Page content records
*****

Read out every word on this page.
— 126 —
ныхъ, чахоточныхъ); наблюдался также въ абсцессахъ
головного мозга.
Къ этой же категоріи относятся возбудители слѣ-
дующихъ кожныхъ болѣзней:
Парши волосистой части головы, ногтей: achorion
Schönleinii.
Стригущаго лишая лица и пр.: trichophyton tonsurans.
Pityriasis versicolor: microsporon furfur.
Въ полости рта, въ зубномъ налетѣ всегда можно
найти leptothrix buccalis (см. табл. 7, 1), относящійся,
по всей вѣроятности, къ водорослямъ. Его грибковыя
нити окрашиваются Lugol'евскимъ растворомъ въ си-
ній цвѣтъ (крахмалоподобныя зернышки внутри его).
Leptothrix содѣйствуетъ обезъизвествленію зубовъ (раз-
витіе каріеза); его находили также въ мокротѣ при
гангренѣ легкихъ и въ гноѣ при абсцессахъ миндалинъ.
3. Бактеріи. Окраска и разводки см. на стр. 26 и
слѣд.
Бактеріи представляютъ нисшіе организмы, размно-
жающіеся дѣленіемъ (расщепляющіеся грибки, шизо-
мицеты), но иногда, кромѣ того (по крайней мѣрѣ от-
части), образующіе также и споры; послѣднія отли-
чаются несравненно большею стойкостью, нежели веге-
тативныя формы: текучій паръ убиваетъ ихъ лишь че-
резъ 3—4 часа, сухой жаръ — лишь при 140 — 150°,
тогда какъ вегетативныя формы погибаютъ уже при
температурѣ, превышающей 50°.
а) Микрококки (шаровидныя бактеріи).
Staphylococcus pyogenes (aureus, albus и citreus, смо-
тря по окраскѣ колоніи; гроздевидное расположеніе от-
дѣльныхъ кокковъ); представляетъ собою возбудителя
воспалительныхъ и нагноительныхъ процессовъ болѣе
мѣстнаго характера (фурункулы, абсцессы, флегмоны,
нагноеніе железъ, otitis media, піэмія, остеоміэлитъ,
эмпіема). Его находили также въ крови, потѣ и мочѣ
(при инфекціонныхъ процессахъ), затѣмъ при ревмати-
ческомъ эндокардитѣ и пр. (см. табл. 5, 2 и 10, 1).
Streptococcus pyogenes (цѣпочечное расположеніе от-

*****

▶ **WORK TO COMPLETE**:
Every line in the data above that contains "находили" needs to be copied.

▶ **PROBLEM SOLUTION**:
витіе каріеза); его находили также въ мокротѣ при
эмпіема). Его находили также въ крови, потѣ и мочѣ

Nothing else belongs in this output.